Dataset entries:
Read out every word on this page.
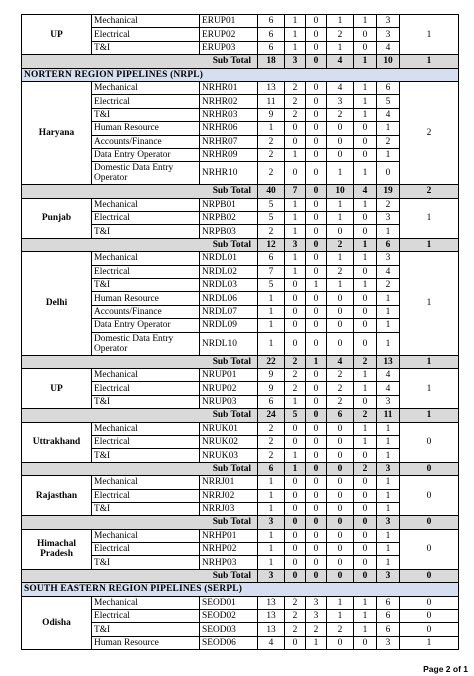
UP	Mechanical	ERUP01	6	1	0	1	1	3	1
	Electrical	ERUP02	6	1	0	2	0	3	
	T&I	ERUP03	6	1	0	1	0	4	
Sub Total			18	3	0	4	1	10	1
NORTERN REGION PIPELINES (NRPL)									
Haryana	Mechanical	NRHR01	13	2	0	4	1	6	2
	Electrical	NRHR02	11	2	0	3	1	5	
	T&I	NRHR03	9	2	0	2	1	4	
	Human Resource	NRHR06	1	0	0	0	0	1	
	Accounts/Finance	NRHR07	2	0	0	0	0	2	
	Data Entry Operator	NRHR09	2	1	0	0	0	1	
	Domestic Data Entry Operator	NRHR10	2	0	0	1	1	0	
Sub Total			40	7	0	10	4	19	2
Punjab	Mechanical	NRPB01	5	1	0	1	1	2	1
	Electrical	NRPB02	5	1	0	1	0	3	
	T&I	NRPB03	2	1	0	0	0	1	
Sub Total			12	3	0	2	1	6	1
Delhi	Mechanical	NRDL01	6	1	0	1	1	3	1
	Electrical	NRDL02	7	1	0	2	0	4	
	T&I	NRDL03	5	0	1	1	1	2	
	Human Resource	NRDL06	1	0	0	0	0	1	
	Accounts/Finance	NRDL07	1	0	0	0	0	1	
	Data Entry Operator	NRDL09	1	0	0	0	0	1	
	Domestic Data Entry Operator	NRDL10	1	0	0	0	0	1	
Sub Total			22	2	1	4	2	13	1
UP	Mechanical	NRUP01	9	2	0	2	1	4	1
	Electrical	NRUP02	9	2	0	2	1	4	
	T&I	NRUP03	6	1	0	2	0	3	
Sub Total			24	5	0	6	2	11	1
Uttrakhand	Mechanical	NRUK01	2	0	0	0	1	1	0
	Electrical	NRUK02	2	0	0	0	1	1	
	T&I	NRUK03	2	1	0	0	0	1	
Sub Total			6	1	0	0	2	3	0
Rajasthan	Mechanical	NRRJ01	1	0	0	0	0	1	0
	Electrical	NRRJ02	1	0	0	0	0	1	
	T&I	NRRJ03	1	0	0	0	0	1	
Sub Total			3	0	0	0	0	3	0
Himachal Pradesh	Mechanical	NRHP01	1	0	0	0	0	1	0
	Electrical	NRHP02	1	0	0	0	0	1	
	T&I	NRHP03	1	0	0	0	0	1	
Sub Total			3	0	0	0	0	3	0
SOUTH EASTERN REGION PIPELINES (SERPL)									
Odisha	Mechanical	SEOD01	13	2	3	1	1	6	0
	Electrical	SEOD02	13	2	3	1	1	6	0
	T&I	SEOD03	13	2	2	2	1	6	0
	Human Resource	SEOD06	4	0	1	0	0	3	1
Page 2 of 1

Direction: Copy the records above exactly. The pictures are not part of the copy.

Answer:
Read out every word on this page.
UP	Mechanical	ERUP01	6	1	0	1	1	3	1
	Electrical	ERUP02	6	1	0	2	0	3	
	T&I	ERUP03	6	1	0	1	0	4	
Sub Total			18	3	0	4	1	10	1
NORTERN REGION PIPELINES (NRPL)									
Haryana	Mechanical	NRHR01	13	2	0	4	1	6	2
	Electrical	NRHR02	11	2	0	3	1	5	
	T&I	NRHR03	9	2	0	2	1	4	
	Human Resource	NRHR06	1	0	0	0	0	1	
	Accounts/Finance	NRHR07	2	0	0	0	0	2	
	Data Entry Operator	NRHR09	2	1	0	0	0	1	
	Domestic Data Entry Operator	NRHR10	2	0	0	1	1	0	
Sub Total			40	7	0	10	4	19	2
Punjab	Mechanical	NRPB01	5	1	0	1	1	2	1
	Electrical	NRPB02	5	1	0	1	0	3	
	T&I	NRPB03	2	1	0	0	0	1	
Sub Total			12	3	0	2	1	6	1
Delhi	Mechanical	NRDL01	6	1	0	1	1	3	1
	Electrical	NRDL02	7	1	0	2	0	4	
	T&I	NRDL03	5	0	1	1	1	2	
	Human Resource	NRDL06	1	0	0	0	0	1	
	Accounts/Finance	NRDL07	1	0	0	0	0	1	
	Data Entry Operator	NRDL09	1	0	0	0	0	1	
	Domestic Data Entry Operator	NRDL10	1	0	0	0	0	1	
Sub Total			22	2	1	4	2	13	1
UP	Mechanical	NRUP01	9	2	0	2	1	4	1
	Electrical	NRUP02	9	2	0	2	1	4	
	T&I	NRUP03	6	1	0	2	0	3	
Sub Total			24	5	0	6	2	11	1
Uttrakhand	Mechanical	NRUK01	2	0	0	0	1	1	0
	Electrical	NRUK02	2	0	0	0	1	1	
	T&I	NRUK03	2	1	0	0	0	1	
Sub Total			6	1	0	0	2	3	0
Rajasthan	Mechanical	NRRJ01	1	0	0	0	0	1	0
	Electrical	NRRJ02	1	0	0	0	0	1	
	T&I	NRRJ03	1	0	0	0	0	1	
Sub Total			3	0	0	0	0	3	0
Himachal Pradesh	Mechanical	NRHP01	1	0	0	0	0	1	0
	Electrical	NRHP02	1	0	0	0	0	1	
	T&I	NRHP03	1	0	0	0	0	1	
Sub Total			3	0	0	0	0	3	0
SOUTH EASTERN REGION PIPELINES (SERPL)									
Odisha	Mechanical	SEOD01	13	2	3	1	1	6	0
	Electrical	SEOD02	13	2	3	1	1	6	0
	T&I	SEOD03	13	2	2	2	1	6	0
	Human Resource	SEOD06	4	0	1	0	0	3	1
Page 2 of 1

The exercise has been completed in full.